* [What you are asked to do]: Print all of the data exactly as written.

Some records

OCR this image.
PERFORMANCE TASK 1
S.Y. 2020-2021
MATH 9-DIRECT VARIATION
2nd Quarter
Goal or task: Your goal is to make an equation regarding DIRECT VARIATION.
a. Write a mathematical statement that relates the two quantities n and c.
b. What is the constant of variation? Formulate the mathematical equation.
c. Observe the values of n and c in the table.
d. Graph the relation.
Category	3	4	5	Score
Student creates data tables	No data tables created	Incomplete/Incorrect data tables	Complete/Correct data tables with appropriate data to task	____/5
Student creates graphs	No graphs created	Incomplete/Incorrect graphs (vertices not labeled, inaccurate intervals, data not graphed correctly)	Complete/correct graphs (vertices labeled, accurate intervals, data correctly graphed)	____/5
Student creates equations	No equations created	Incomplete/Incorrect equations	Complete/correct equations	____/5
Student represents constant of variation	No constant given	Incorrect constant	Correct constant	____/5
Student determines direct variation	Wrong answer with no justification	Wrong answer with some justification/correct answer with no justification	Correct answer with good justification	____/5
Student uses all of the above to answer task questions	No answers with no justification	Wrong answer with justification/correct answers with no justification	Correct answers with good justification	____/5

* [Solution to this exercise]:
OCR this image.
PERFORMANCE TASK 1
S.Y. 2020-2021
MATH 9-DIRECT VARIATION
2nd Quarter
Goal or task: Your goal is to make an equation regarding DIRECT VARIATION.
a. Write a mathematical statement that relates the two quantities n and c.
b. What is the constant of variation? Formulate the mathematical equation.
c. Observe the values of n and c in the table.
d. Graph the relation.
Category	3	4	5	Score
Student creates data tables	No data tables created	Incomplete/Incorrect data tables	Complete/Correct data tables with appropriate data to task	____/5
Student creates graphs	No graphs created	Incomplete/Incorrect graphs (vertices not labeled, inaccurate intervals, data not graphed correctly)	Complete/correct graphs (vertices labeled, accurate intervals, data correctly graphed)	____/5
Student creates equations	No equations created	Incomplete/Incorrect equations	Complete/correct equations	____/5
Student represents constant of variation	No constant given	Incorrect constant	Correct constant	____/5
Student determines direct variation	Wrong answer with no justification	Wrong answer with some justification/correct answer with no justification	Correct answer with good justification	____/5
Student uses all of the above to answer task questions	No answers with no justification	Wrong answer with justification/correct answers with no justification	Correct answers with good justification	____/5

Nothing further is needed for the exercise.